*PROBLEM DESCRIPTION*.
A line qualifies if it holds the string "category". Copy every qualifying line from the records.

MATERIAL FOR THIS EXERCISE section start

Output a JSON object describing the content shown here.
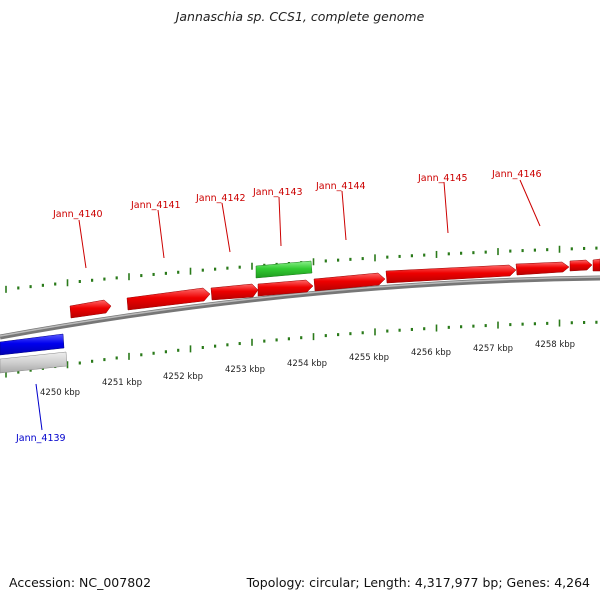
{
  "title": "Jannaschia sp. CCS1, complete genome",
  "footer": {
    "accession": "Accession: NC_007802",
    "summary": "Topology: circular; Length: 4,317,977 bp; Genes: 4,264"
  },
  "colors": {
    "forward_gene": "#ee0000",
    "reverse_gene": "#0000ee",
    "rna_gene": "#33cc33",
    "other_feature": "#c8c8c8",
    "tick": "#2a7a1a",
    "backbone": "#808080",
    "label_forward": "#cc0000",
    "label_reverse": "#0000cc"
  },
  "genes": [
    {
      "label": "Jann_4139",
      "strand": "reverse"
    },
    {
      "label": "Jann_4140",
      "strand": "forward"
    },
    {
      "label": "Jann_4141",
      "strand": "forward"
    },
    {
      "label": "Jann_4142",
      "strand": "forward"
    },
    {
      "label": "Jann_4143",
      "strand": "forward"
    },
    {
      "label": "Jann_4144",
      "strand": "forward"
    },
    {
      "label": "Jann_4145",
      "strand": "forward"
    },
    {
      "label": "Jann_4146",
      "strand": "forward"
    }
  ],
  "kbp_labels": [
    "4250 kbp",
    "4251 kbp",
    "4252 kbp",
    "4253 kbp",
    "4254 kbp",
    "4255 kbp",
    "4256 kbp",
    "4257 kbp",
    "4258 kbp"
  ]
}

MATERIAL FOR THIS EXERCISE section end
MATERIAL FOR THIS EXERCISE section start

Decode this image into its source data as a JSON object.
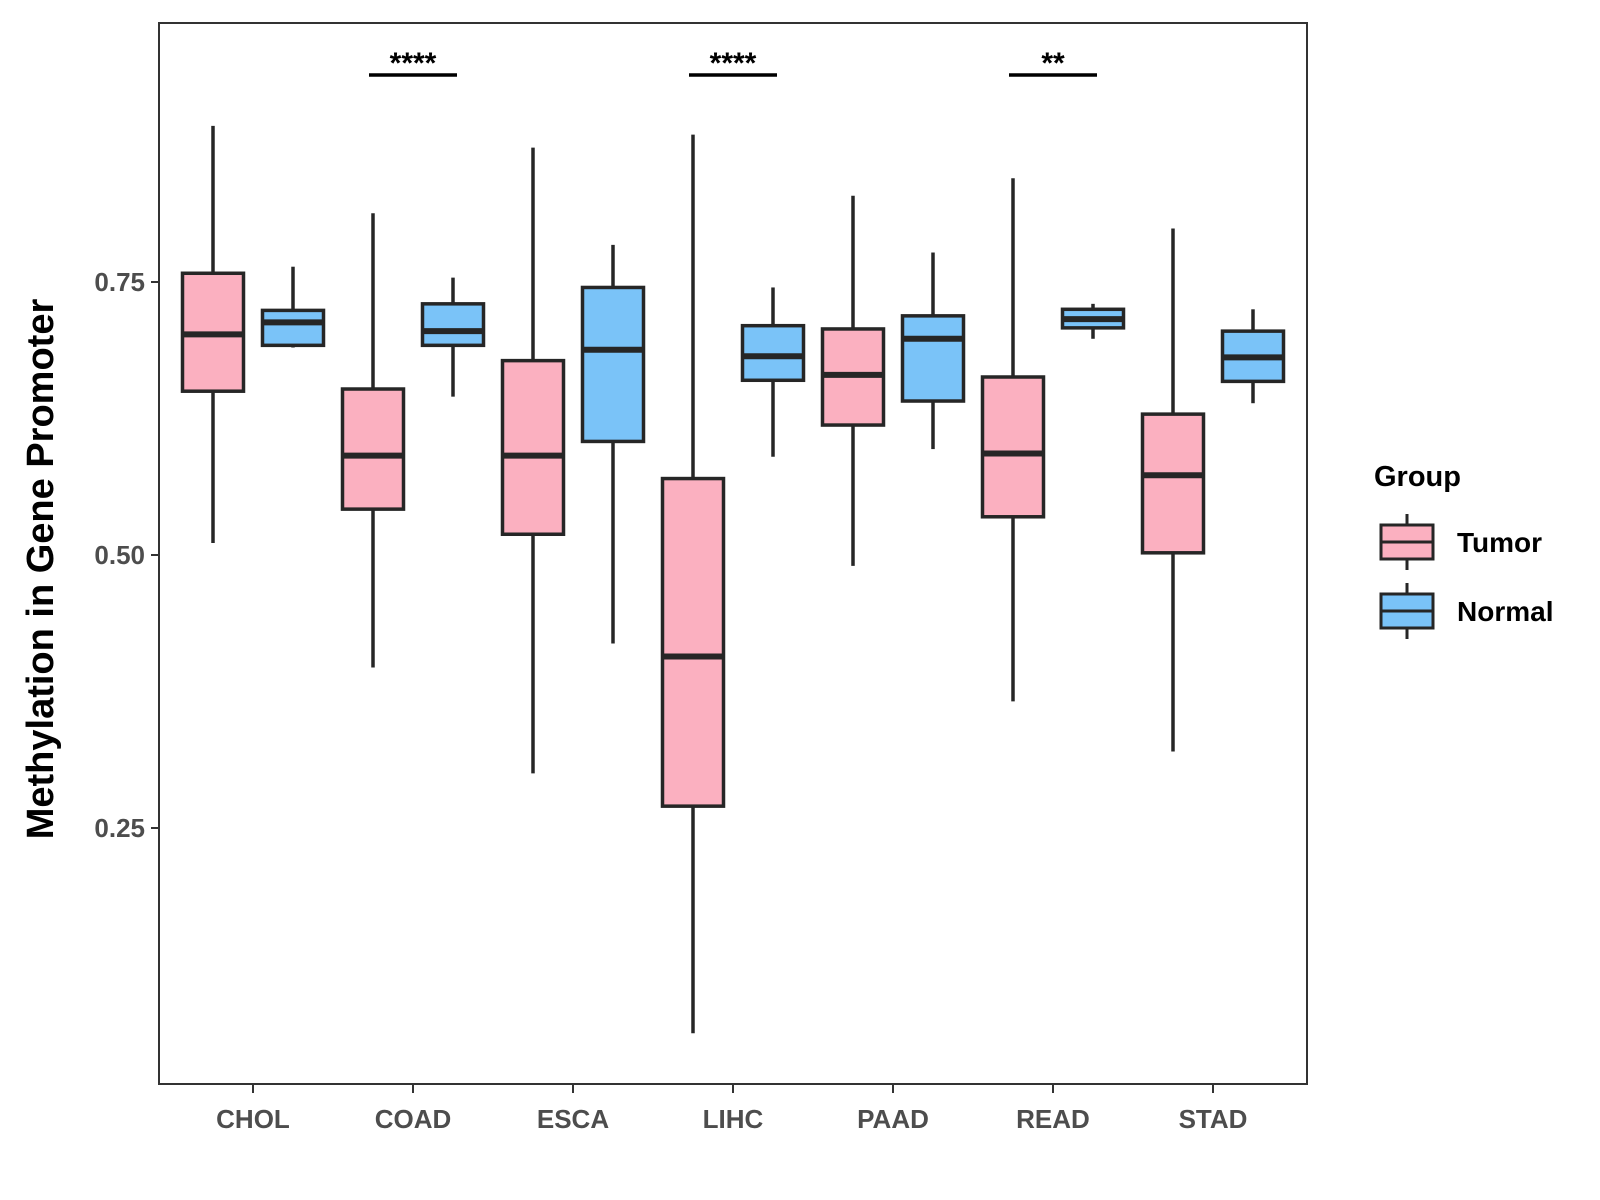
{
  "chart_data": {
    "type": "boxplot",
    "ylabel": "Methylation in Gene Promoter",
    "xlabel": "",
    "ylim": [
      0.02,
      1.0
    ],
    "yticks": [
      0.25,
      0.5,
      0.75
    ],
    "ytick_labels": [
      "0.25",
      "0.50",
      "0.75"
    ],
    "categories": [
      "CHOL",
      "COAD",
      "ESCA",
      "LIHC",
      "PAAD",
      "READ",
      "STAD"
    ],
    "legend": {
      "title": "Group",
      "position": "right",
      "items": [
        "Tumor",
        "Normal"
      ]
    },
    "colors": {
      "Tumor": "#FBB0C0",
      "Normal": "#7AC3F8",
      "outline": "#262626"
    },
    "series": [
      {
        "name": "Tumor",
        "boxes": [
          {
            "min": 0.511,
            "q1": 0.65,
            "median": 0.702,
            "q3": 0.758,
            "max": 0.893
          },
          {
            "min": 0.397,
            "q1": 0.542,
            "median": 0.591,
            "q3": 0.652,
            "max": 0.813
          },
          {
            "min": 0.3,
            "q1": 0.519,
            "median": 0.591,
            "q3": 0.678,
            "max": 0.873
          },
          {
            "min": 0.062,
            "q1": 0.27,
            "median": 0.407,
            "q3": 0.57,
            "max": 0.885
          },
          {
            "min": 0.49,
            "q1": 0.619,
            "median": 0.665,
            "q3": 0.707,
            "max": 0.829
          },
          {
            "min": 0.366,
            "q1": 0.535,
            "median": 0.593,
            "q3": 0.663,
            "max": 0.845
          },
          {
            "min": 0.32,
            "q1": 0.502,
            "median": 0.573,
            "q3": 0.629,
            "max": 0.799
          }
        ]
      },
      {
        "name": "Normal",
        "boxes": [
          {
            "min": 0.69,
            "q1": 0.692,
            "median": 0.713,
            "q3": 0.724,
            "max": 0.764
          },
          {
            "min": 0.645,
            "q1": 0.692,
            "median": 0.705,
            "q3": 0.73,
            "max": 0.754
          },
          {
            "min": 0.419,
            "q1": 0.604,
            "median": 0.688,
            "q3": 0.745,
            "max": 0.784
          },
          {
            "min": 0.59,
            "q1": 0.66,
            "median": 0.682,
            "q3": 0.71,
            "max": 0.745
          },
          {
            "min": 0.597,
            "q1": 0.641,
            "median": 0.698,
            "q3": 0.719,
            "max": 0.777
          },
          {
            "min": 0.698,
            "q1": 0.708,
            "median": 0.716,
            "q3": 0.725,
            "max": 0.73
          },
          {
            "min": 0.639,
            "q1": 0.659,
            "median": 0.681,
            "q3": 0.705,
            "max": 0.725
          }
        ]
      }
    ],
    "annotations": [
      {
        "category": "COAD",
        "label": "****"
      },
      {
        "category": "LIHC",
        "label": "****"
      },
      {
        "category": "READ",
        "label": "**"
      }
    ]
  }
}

MATERIAL FOR THIS EXERCISE section end

*COMPLETED EXERCISE*.
        "category": "COAD",
        "category": "LIHC",
        "category": "READ",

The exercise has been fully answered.